* **Material provided**:
================================

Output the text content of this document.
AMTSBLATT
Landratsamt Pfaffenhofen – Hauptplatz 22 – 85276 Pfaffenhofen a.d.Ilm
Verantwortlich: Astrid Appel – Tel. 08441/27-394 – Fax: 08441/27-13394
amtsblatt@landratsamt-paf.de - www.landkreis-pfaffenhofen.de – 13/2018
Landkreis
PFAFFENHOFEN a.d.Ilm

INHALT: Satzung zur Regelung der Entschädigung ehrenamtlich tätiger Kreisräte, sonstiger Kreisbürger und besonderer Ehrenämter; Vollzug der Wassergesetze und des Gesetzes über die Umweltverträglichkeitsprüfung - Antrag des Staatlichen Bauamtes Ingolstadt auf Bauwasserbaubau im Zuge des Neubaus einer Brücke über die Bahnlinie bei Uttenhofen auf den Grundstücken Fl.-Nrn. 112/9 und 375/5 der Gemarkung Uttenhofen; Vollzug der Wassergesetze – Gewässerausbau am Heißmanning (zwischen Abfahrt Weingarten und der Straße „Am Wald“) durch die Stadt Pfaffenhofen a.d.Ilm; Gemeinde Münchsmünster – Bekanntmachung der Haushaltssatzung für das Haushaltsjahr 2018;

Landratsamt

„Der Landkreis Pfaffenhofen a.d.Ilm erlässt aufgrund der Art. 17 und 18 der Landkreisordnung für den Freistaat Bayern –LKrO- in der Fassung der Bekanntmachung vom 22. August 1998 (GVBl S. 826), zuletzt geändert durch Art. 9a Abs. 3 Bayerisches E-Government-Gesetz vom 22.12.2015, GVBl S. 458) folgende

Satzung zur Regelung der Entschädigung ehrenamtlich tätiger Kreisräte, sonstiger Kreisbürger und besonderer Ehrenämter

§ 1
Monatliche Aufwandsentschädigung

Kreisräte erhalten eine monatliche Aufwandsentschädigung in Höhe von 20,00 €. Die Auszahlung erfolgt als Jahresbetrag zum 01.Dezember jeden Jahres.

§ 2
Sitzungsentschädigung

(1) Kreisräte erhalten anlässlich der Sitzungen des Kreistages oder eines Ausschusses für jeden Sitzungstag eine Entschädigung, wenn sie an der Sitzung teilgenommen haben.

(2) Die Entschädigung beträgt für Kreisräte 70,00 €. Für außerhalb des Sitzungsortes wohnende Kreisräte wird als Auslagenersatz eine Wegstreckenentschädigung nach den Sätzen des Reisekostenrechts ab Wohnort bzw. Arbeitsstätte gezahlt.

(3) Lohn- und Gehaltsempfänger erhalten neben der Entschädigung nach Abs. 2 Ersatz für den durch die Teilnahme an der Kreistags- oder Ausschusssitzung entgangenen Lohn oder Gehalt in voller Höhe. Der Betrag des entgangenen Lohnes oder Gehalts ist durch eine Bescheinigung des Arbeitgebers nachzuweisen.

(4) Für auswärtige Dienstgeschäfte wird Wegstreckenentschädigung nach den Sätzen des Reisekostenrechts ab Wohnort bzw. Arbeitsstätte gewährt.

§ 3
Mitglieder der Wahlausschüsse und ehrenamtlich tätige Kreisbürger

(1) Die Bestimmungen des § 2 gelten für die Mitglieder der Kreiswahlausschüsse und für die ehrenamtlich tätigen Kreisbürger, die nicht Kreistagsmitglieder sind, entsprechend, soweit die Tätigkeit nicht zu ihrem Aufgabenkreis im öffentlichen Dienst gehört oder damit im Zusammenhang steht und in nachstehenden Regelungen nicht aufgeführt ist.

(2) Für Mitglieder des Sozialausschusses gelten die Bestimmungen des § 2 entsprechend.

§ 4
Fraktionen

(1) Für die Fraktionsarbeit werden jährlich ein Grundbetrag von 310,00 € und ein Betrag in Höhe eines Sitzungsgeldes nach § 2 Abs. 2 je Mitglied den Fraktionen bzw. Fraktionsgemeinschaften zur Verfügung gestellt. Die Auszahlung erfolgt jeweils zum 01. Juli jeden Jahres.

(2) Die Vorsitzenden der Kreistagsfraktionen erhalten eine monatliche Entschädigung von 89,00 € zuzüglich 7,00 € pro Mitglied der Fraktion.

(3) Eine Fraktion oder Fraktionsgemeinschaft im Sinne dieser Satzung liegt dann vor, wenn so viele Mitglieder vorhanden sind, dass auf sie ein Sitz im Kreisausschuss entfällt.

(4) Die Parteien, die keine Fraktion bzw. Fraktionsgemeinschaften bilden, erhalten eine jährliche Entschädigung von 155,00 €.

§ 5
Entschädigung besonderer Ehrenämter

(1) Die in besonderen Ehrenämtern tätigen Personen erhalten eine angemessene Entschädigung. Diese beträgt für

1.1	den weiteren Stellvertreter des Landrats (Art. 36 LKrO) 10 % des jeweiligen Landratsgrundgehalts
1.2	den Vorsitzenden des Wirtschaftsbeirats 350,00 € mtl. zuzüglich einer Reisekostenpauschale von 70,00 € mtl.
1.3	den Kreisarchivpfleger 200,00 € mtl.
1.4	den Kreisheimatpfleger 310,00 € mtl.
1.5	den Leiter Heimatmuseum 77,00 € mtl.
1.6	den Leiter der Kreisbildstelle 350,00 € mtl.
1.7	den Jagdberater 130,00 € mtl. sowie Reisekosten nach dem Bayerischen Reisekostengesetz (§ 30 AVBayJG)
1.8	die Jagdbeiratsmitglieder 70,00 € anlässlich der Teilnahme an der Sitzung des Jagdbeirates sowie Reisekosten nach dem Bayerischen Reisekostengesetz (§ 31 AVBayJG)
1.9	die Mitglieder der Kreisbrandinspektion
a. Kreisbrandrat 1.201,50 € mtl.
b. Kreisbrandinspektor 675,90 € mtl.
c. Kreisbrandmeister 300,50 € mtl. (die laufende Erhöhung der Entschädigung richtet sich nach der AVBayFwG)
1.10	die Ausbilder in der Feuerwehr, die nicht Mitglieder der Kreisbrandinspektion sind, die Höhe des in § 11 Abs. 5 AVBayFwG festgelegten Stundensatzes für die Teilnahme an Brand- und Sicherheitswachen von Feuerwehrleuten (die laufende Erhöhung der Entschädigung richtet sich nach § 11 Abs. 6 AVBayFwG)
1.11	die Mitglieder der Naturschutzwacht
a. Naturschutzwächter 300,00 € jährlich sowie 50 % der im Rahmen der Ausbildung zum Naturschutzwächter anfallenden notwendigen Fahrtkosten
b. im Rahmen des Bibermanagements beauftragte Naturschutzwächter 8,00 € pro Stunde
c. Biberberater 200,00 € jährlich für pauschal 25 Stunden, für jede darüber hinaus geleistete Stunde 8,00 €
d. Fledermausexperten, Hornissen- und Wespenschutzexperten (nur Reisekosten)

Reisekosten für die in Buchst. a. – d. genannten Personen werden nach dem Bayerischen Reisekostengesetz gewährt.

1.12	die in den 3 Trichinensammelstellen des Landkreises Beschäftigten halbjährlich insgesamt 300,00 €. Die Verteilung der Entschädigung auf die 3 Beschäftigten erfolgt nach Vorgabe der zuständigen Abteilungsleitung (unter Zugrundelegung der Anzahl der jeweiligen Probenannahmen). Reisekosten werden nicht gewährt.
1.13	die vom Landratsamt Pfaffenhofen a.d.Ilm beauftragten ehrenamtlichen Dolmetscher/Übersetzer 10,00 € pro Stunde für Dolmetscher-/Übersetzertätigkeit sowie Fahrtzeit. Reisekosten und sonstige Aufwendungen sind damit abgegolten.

================================

* **Task prompt**: Say how many lines of the data include the word "damit". Nothing other than the number should be given.

* **Result of the task**: 2